Excerpted passage:
----------
Date: 11/10/98 at 11:30:27
From: Mike
Subject: Discrete math

Suppose R is a symmetric and transitive relation on A. Suppose that 
for each a in A there is b in A such that (a,b) and is in R.
Show: R is an equivalence relation.

Suppose R is a reflexive and transitive relation on A. Define a new                  
relation, T = { (a,b) | both (a,b) and (b,a) are in R}.
Show: T is an equivalance relation. 

Suppose R is a reflexive relation on A. Show: R is an equivalence 
relation <==> [ (a,b) and (a,c) in R ==> (b,c) in R]
Let Z = {positive integers}.  Define A = ZxZ. Define a relation, R,
on A by: R = { ((a,b), (c,d)) | a*d = b*c}.
Prove that R is an equivalence relation on A.

Date: 11/16/98 at 19:39:59
From: Doctor Teeple
Subject: Re: Discrete math

Hi Mike,

Before we get to these proofs, let's review the ideas of relations and 
equivalence relations. That way, we'll have definitions to refer to 
when we try the proofs. 

Suppose we have a set A and a relation R on A. Then R is just a set of 
ordered pairs that are made up from the elements of A. 

For example, 
    if A = {1, 2, 3}, we can define a relation 
       R = {(1,2), (2,3), (3,1), (3,2)}. 

Note that this is only one relation we could define on A. There are 
plenty of other ones.

To show that a relation R is an equivalence relation, we need to prove 
that it has three properties. We need to show that it is reflexive, 
symmetric, and transitive. It helps to have the exact definitions 
written down, so go ahead and do that now.

Here's what I have:

   reflexive:  For every element a in A, (a,a) is in R.
   symmetric:  If an ordered pair (a,b) in R, (b,a) is in R.
   transitive: If ordered pairs (a,b) and (b,c) in R, (a,c) in is R.

All three of these must hold to have an equivalence relation. We can 
check the relation we defined above to see whether it is an equivalence 

First check reflexivity. Recall R = {(1,2), (2,3), (3,1), (3,2)}. 
For R to be reflexive it must contain (1,1), (2,2), and (3,3). 
Since R doesn't even contain (1,1), it is not reflexive. Here is an 
equivalence relation R2 on A: 

   R2 = {(1,1), (1,3), (2,2), (3,1), (3,3)}. 

Do a quick mental check to see that all three properties hold.

Okay, now we're ready to start the proofs. Sorry for the detour, but it 
helps to have the definitions in front of you.

For the first one, we are already given that R is a symmetric and 
transitive relation on A. So we only need to check that R is reflexive, 
which means that for each a in A, (a,a) is in R. Look at the next line 
given in the problem: "Suppose that for each a in A there is b in A 
such that (a,b) and is in R." This is very similar to the definition 
for reflexivity. We know that for each a in A, (a,b) is in R. But we 
need to show that (a,a) is in R. We also have some other information we 
can use. Remember that we know R is symmetric and transitive. Use the 
definition of symmetric and the fact we know that (a,b) is in R.
----------
[Region annotation records]

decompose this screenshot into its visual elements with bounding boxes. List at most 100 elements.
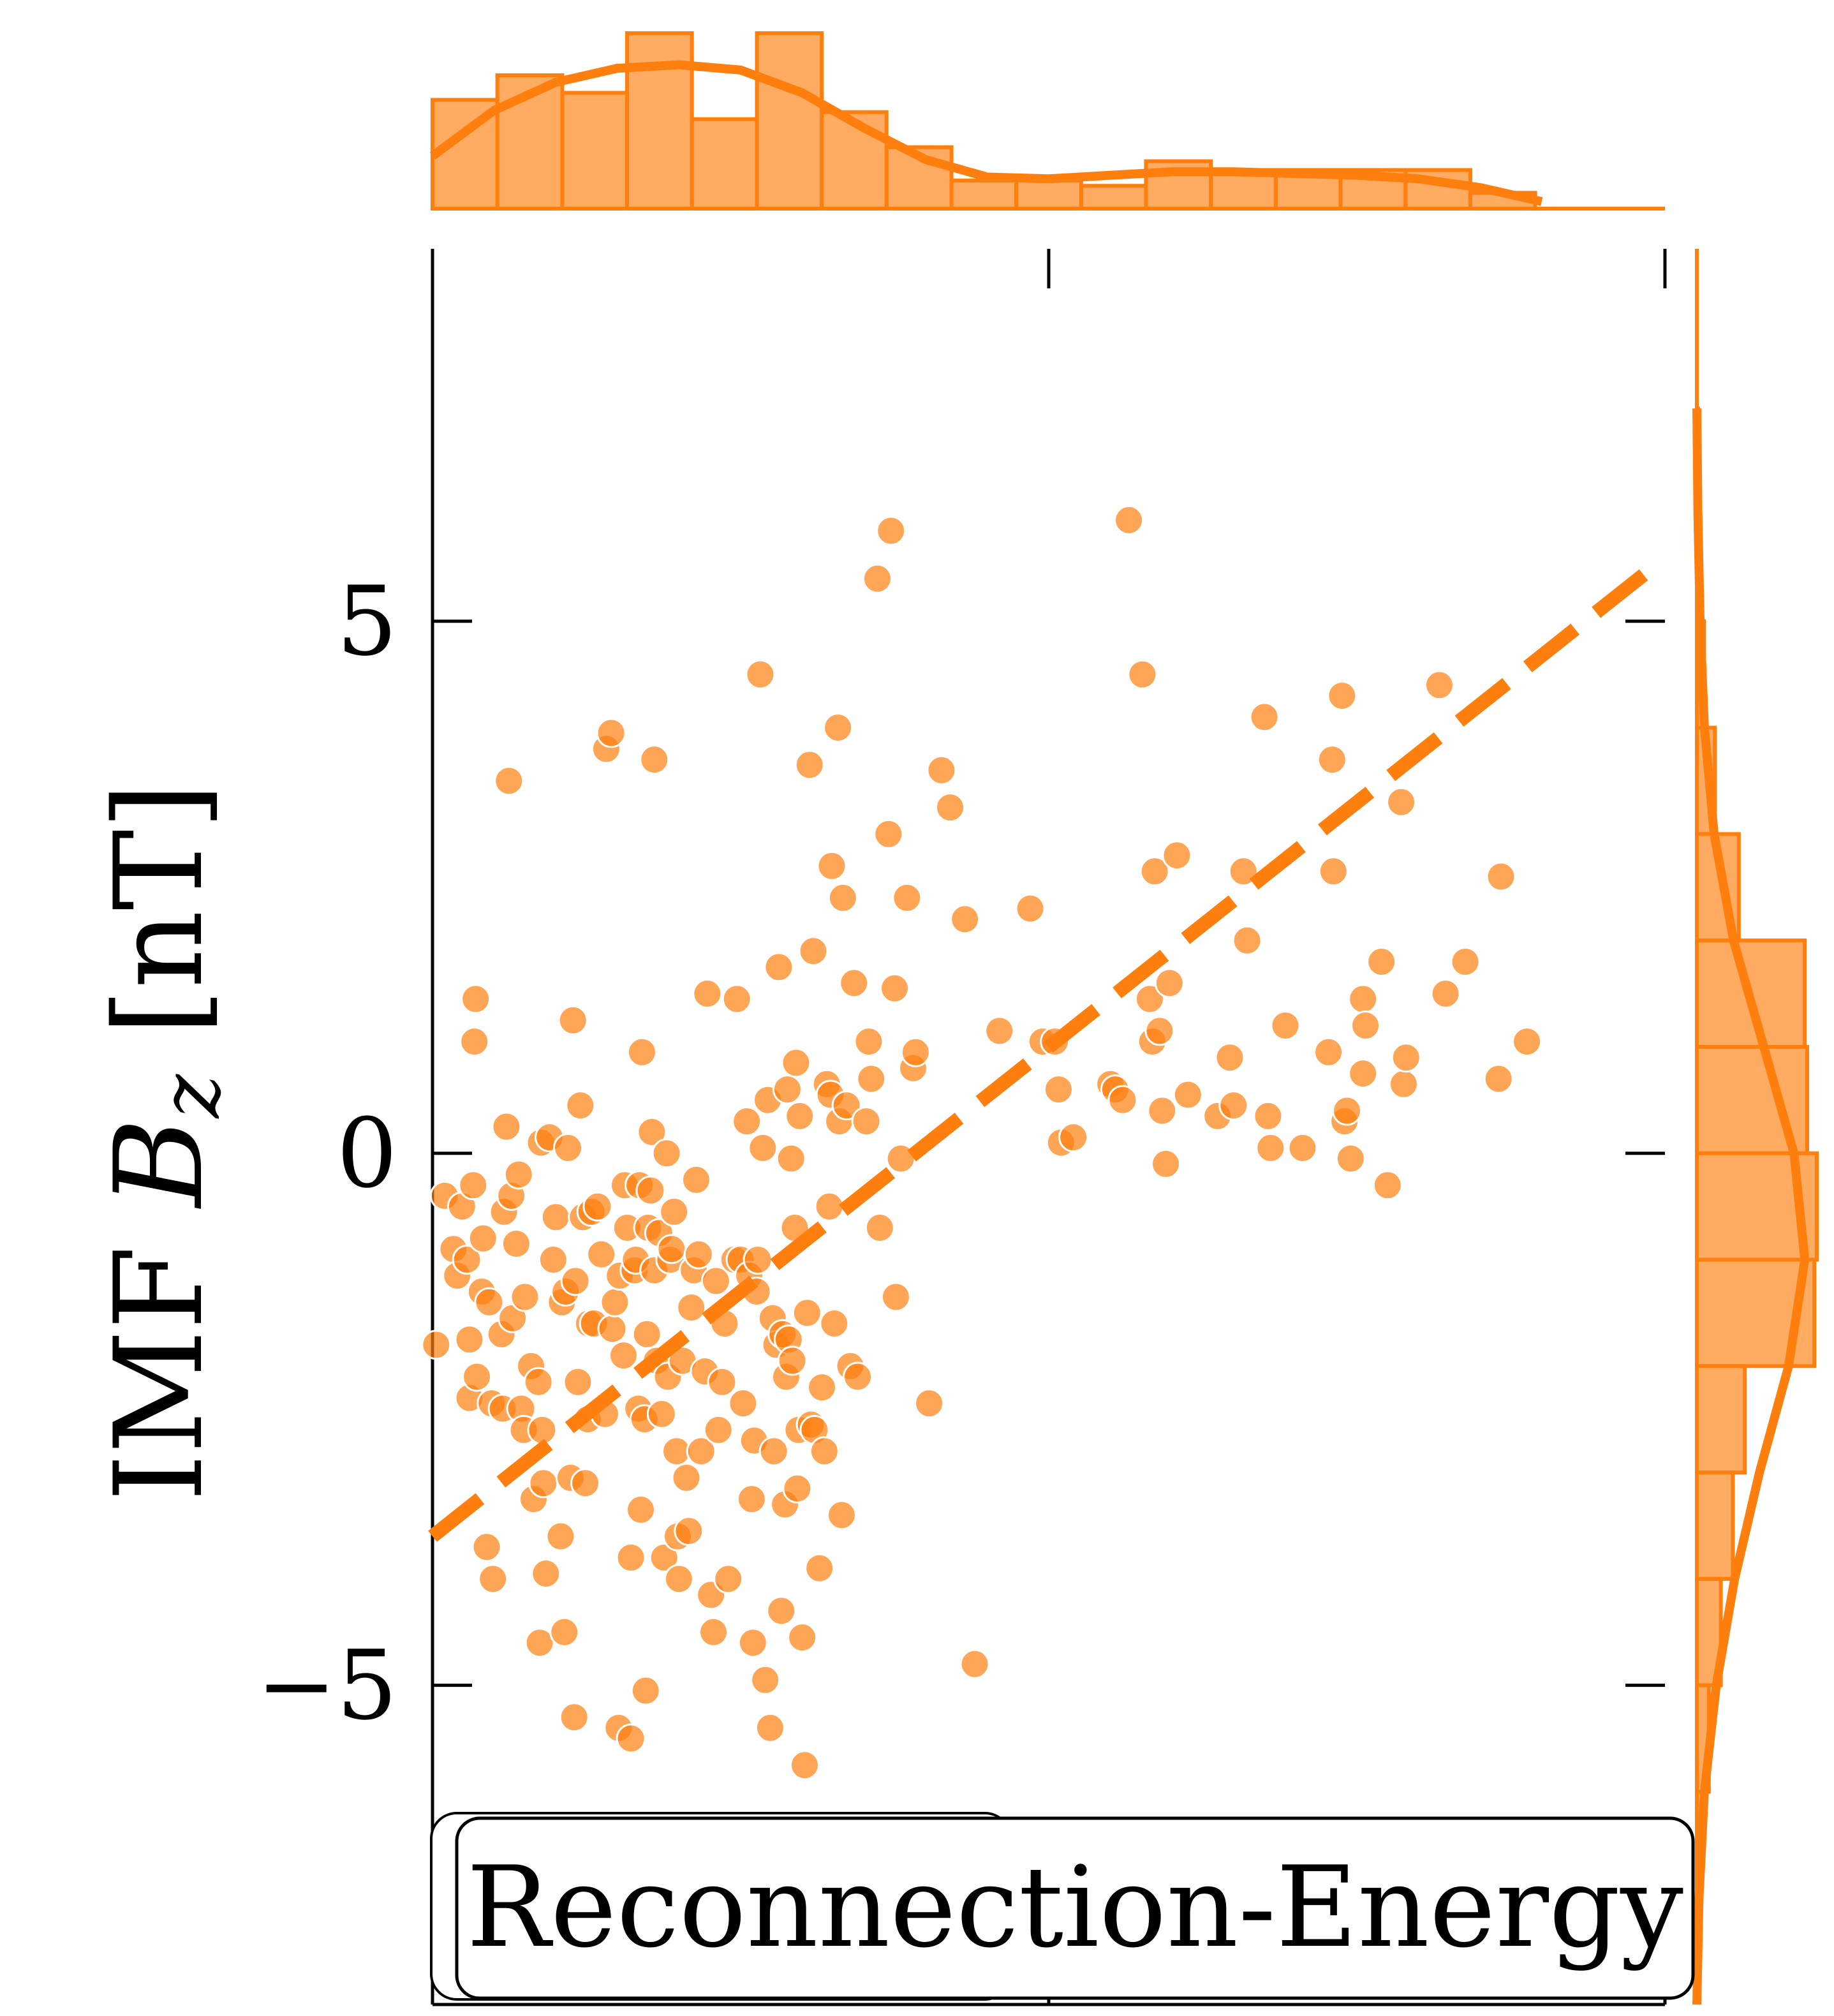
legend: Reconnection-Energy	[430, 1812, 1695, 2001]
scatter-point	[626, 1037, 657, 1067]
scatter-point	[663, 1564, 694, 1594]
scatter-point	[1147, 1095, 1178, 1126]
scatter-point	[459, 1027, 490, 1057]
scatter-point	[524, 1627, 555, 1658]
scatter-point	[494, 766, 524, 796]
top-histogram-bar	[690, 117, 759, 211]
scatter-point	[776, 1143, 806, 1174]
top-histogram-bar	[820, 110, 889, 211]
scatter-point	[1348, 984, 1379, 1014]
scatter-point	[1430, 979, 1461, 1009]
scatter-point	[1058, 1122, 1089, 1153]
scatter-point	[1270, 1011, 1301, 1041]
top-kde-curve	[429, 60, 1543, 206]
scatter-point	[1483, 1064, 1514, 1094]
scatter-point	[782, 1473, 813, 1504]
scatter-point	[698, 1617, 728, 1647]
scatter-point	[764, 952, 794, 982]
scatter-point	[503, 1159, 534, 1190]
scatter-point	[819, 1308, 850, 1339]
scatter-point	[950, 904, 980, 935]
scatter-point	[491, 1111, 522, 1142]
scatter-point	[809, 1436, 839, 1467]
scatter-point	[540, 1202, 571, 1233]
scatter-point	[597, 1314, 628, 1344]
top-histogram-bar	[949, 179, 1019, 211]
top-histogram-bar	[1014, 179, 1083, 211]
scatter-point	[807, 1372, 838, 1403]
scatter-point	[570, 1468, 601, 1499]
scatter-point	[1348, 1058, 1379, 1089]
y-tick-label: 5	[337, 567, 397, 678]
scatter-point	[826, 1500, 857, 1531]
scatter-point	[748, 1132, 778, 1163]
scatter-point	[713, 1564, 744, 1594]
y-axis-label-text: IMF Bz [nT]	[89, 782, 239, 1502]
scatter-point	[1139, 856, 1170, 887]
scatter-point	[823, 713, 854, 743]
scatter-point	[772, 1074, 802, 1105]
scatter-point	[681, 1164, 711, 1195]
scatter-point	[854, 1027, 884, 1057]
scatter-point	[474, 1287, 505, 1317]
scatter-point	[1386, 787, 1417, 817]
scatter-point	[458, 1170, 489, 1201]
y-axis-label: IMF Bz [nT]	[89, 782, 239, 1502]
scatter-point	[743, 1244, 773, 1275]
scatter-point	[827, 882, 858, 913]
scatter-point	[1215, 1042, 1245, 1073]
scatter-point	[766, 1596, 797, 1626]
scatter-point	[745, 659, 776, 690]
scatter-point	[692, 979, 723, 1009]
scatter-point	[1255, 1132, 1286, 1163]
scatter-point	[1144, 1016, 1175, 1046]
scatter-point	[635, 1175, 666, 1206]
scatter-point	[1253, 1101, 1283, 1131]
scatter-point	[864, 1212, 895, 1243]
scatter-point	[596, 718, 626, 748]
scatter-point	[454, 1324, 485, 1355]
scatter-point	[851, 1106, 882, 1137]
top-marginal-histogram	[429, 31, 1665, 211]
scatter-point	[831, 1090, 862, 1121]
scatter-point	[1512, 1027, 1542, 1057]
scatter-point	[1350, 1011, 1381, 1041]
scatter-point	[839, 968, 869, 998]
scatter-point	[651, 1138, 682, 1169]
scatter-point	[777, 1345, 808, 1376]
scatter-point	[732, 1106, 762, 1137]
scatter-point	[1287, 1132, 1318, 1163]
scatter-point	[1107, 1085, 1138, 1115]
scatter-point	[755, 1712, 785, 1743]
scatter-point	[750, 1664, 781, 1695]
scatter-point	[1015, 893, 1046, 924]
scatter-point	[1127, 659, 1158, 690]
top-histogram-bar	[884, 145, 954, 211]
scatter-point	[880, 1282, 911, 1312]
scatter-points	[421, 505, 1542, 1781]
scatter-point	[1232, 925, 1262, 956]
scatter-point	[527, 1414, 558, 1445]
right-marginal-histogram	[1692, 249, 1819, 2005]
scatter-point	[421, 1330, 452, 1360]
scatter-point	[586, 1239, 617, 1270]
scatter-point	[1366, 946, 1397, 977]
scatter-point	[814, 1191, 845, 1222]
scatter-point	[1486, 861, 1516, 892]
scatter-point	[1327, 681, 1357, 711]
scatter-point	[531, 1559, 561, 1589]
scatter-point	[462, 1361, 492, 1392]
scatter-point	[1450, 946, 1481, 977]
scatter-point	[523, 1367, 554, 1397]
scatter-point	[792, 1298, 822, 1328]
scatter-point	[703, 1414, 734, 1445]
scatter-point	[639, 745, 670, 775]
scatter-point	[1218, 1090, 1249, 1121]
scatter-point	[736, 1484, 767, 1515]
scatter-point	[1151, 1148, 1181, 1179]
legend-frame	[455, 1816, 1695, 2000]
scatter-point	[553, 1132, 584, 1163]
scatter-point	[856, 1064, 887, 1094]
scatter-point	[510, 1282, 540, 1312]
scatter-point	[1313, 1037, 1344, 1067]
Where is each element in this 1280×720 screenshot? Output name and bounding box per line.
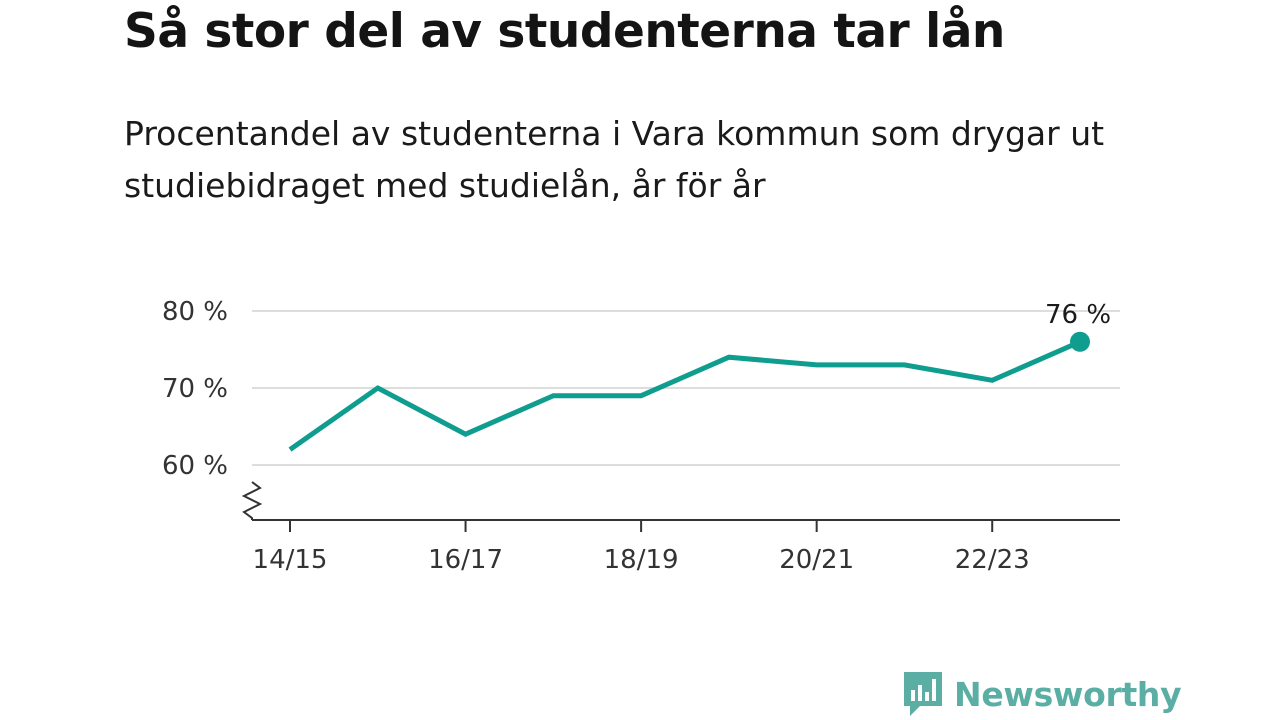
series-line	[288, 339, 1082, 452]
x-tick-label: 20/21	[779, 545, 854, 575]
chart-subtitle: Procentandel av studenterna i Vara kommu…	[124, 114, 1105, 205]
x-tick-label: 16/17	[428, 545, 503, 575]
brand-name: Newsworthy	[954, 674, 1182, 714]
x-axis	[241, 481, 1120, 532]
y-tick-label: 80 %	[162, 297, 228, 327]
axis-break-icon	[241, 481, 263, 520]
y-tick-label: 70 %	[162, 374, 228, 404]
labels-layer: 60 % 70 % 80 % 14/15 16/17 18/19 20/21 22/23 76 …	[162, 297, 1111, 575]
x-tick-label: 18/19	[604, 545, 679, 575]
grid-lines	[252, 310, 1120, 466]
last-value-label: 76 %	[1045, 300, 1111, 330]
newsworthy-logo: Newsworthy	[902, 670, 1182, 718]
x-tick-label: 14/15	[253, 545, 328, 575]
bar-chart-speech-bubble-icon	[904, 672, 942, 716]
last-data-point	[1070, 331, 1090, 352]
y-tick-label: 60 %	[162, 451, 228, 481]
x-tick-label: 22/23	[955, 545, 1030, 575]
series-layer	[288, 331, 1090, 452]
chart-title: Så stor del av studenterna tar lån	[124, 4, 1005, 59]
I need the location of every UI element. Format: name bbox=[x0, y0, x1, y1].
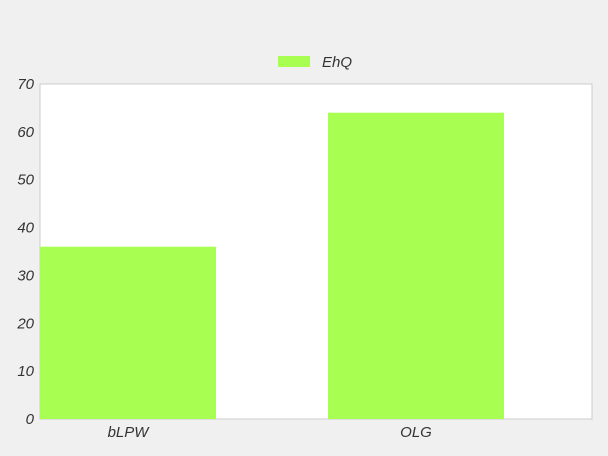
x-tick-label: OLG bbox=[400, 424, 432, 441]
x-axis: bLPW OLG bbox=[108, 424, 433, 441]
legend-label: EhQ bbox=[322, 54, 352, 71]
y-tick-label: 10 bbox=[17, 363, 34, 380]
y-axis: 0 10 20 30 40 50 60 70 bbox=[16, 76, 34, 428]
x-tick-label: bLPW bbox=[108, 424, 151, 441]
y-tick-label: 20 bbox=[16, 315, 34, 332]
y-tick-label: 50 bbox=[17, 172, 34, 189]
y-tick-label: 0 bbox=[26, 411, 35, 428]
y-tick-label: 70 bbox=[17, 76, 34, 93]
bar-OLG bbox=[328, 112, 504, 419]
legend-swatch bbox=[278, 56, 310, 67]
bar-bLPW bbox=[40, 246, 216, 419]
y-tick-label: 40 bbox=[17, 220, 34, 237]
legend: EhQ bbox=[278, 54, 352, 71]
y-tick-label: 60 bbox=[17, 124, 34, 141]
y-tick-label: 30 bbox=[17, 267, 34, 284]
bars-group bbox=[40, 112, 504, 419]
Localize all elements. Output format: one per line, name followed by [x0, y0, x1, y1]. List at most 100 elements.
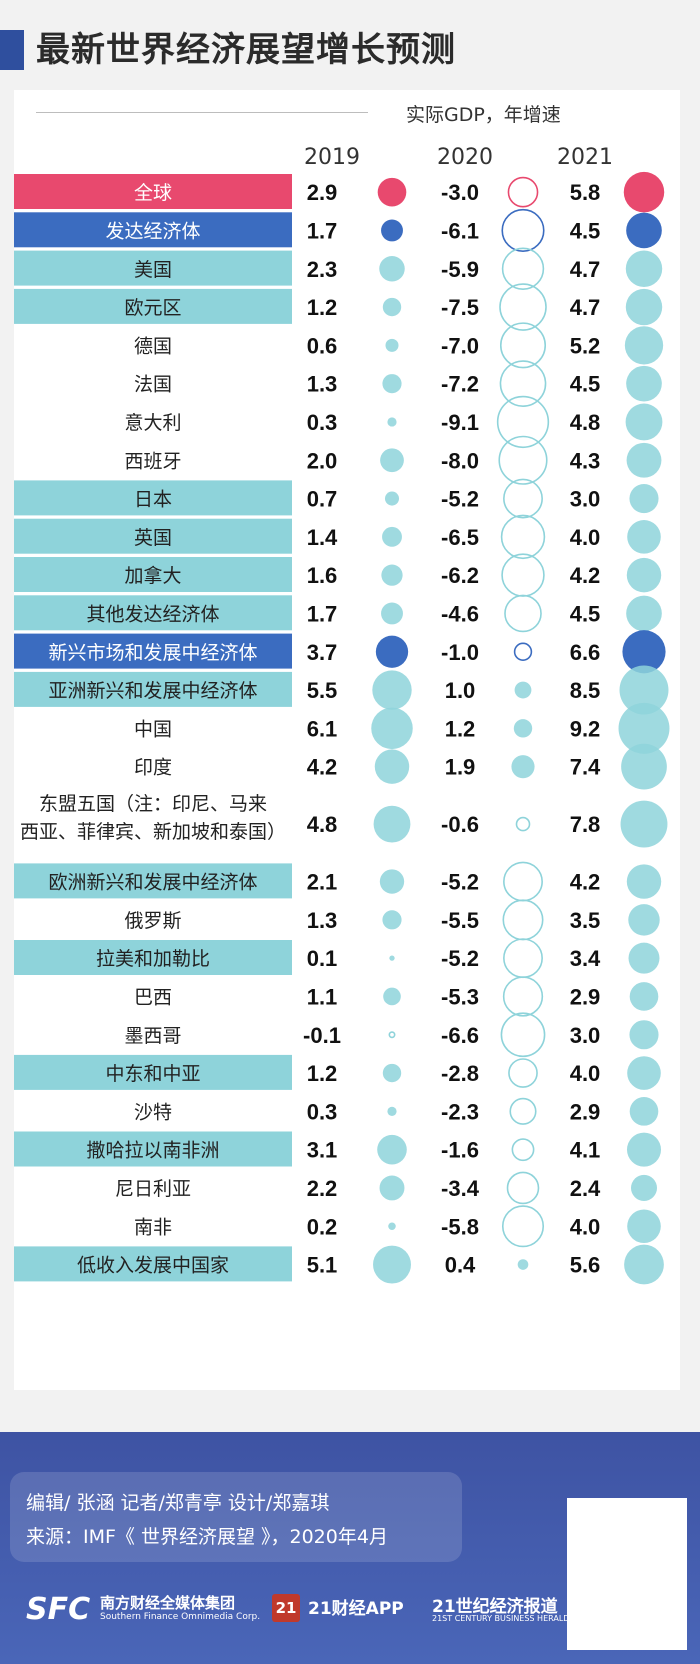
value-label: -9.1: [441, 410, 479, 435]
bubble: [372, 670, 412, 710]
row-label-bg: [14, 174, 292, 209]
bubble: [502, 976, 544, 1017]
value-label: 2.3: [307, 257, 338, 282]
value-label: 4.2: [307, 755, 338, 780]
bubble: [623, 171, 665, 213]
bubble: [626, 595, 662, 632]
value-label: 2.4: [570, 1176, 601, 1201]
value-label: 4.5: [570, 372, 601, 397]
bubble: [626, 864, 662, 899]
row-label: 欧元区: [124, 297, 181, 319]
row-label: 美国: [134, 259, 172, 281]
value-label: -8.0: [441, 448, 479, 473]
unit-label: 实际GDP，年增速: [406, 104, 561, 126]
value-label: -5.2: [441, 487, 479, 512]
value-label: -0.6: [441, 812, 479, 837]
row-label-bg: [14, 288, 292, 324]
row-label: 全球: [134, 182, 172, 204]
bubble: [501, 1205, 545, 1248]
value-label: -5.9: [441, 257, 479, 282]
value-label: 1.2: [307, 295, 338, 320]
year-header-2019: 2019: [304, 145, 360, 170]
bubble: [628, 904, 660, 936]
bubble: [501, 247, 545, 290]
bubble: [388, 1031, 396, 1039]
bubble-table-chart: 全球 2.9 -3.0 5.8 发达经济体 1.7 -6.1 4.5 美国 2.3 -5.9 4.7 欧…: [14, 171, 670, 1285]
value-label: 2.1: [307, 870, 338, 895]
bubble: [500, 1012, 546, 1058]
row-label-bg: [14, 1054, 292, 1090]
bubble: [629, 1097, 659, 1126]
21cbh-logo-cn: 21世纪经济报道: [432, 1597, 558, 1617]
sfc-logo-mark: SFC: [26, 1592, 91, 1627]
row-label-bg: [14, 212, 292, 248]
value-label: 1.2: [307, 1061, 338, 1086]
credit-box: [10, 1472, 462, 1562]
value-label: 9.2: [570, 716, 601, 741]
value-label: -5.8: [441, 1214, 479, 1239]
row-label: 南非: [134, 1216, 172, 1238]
----------
Required tasks:
**A.** Answer these questions about the discrete math thread:
(i) What set A is used in the reply's example relation?
(ii) Which three properties must a relation have to be an equivalence relation?
(iii) Which ordered pair does the reply say R is missing, showing that R is not reflexive?
**B.** Edit the discrete math thread: reproduce the part that opens with "Prove that R" and closes with "try the proofs.", replacing "definitions" with "terms".

Final results:
**A.**
(i) A = {1, 2, 3}
(ii) Reflexive, symmetric, and transitive
(iii) (1,1)

**B.**
Prove that R is an equivalence relation on A.

Date: 11/16/98 at 19:39:59
From: Doctor Teeple
Subject: Re: Discrete math

Hi Mike,

Before we get to these proofs, let's review the ideas of relations and 
equivalence relations. That way, we'll have terms to refer to 
when we try the proofs.